SHORT EXERCISE
Take each line containing the word "JSON" and copy it.

** BEGIN DATA FOR THIS TASK **

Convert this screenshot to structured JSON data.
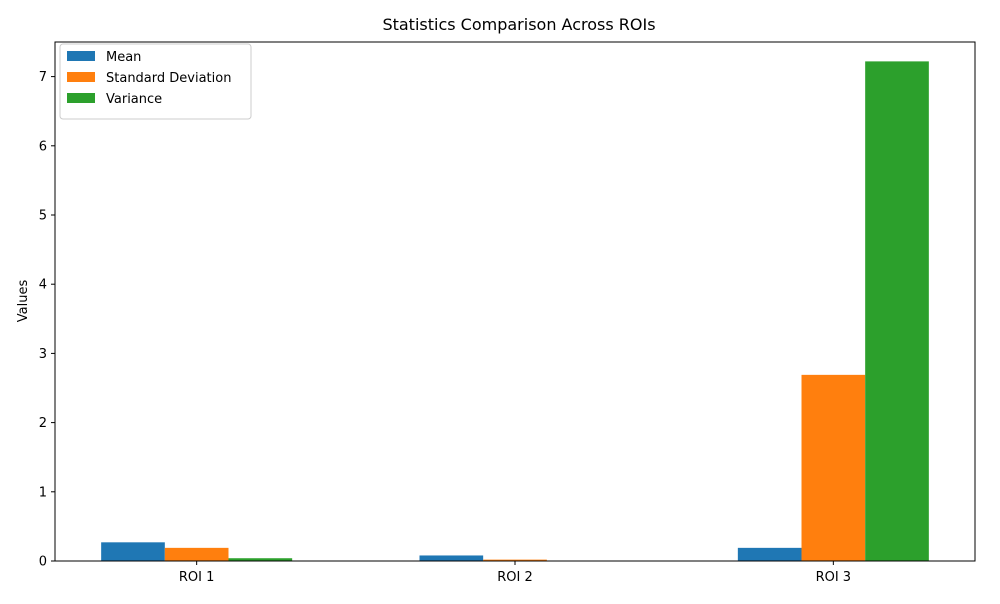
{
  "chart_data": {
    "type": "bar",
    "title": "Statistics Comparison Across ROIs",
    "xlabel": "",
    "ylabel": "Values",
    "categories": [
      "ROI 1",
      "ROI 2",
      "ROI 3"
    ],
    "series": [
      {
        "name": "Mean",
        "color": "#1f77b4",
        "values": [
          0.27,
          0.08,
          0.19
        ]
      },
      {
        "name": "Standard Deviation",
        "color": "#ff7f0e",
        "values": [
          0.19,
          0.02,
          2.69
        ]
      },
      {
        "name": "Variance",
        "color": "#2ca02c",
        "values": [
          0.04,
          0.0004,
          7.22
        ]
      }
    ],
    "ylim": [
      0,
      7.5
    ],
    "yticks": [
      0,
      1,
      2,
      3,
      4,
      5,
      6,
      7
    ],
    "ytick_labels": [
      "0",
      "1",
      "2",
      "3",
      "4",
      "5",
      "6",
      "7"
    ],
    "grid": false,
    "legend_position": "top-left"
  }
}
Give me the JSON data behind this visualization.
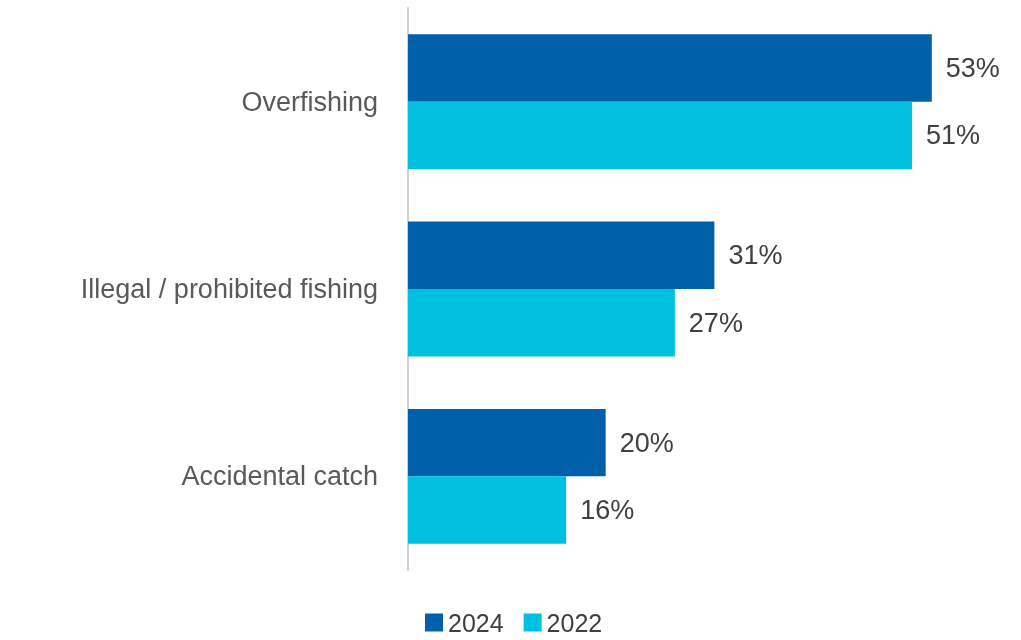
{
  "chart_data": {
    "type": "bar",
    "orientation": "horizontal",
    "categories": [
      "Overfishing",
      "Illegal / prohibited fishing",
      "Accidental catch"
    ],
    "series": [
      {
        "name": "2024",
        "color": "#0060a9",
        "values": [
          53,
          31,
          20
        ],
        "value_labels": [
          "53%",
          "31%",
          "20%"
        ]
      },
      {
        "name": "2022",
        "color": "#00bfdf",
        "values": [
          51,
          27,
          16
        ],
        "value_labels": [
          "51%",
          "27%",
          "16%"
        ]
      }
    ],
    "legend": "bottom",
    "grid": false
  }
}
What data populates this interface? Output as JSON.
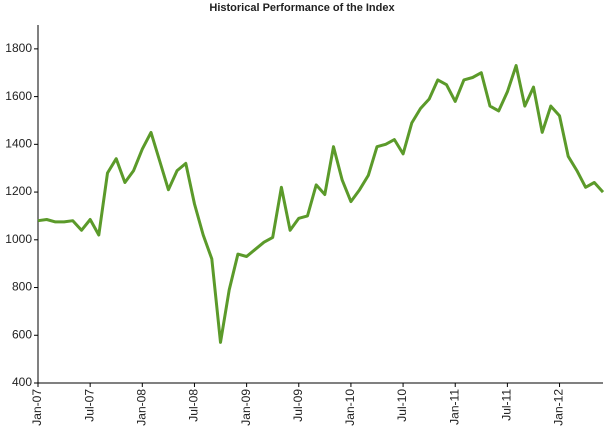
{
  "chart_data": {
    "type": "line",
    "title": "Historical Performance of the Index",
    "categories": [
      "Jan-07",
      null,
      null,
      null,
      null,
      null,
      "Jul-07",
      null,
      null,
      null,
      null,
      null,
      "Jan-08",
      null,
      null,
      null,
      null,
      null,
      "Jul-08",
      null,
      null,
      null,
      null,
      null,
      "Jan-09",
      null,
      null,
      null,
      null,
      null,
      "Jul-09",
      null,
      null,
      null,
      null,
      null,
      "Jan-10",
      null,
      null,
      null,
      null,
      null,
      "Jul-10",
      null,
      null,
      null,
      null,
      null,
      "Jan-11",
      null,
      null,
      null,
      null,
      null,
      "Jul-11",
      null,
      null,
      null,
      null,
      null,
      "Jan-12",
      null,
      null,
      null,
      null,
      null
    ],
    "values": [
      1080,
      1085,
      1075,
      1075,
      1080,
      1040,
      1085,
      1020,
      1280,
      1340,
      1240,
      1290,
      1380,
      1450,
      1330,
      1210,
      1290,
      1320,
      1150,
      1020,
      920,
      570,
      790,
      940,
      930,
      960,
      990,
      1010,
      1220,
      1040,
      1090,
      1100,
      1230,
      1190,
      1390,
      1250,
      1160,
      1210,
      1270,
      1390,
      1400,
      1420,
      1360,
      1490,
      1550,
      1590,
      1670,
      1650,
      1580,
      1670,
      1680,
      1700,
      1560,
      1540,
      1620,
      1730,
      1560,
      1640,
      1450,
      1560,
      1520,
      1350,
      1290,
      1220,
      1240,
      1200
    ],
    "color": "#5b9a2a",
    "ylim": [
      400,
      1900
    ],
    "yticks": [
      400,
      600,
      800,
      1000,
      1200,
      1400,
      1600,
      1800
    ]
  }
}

** END DATA FOR THIS TASK **

COMPLETE OUTPUT
Convert this screenshot to structured JSON data.
Give me the JSON data behind this visualization.
What data populates this interface? Output as JSON.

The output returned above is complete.